[Entries taken from a collection]
----

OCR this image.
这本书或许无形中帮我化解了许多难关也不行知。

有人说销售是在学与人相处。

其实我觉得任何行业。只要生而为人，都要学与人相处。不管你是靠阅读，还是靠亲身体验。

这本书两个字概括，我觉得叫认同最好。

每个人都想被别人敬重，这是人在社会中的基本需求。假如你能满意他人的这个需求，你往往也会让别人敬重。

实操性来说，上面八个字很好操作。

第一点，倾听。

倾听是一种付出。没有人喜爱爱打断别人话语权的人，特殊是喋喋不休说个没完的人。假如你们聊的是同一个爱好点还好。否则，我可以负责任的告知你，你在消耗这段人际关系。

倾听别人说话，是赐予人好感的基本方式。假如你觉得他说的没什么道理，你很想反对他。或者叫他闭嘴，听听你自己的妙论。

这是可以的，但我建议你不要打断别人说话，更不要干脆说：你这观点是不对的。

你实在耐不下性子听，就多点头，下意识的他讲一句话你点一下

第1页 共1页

----

# [Description of the task]
Write out the whole listing again, exactly as it stands.

# [Solved problem]
OCR this image.
这本书或许无形中帮我化解了许多难关也不行知。

有人说销售是在学与人相处。

其实我觉得任何行业。只要生而为人，都要学与人相处。不管你是靠阅读，还是靠亲身体验。

这本书两个字概括，我觉得叫认同最好。

每个人都想被别人敬重，这是人在社会中的基本需求。假如你能满意他人的这个需求，你往往也会让别人敬重。

实操性来说，上面八个字很好操作。

第一点，倾听。

倾听是一种付出。没有人喜爱爱打断别人话语权的人，特殊是喋喋不休说个没完的人。假如你们聊的是同一个爱好点还好。否则，我可以负责任的告知你，你在消耗这段人际关系。

倾听别人说话，是赐予人好感的基本方式。假如你觉得他说的没什么道理，你很想反对他。或者叫他闭嘴，听听你自己的妙论。

这是可以的，但我建议你不要打断别人说话，更不要干脆说：你这观点是不对的。

你实在耐不下性子听，就多点头，下意识的他讲一句话你点一下

第1页 共1页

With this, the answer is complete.